Objective
Go through the data below. List every line that holds the word "нагляд".

Task material
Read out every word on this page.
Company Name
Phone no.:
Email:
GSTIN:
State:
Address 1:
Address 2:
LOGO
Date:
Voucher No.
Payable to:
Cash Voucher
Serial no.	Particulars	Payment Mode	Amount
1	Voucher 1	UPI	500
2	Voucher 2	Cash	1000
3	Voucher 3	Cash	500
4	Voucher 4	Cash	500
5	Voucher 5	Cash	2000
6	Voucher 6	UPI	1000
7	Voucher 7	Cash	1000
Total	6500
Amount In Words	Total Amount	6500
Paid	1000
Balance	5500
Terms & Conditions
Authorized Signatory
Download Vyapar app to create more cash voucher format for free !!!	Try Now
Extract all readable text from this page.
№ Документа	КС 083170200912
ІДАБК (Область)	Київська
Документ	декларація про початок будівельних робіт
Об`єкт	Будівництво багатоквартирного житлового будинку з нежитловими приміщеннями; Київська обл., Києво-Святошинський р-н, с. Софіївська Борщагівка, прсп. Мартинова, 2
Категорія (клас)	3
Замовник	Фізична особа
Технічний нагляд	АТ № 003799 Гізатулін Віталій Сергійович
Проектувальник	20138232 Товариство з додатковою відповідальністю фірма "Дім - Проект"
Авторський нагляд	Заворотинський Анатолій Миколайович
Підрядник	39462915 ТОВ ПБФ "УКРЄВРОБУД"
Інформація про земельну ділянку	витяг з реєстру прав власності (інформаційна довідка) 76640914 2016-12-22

Expected answer
Технічний нагляд	АТ № 003799 Гізатулін Віталій Сергійович
Авторський нагляд	Заворотинський Анатолій Миколайович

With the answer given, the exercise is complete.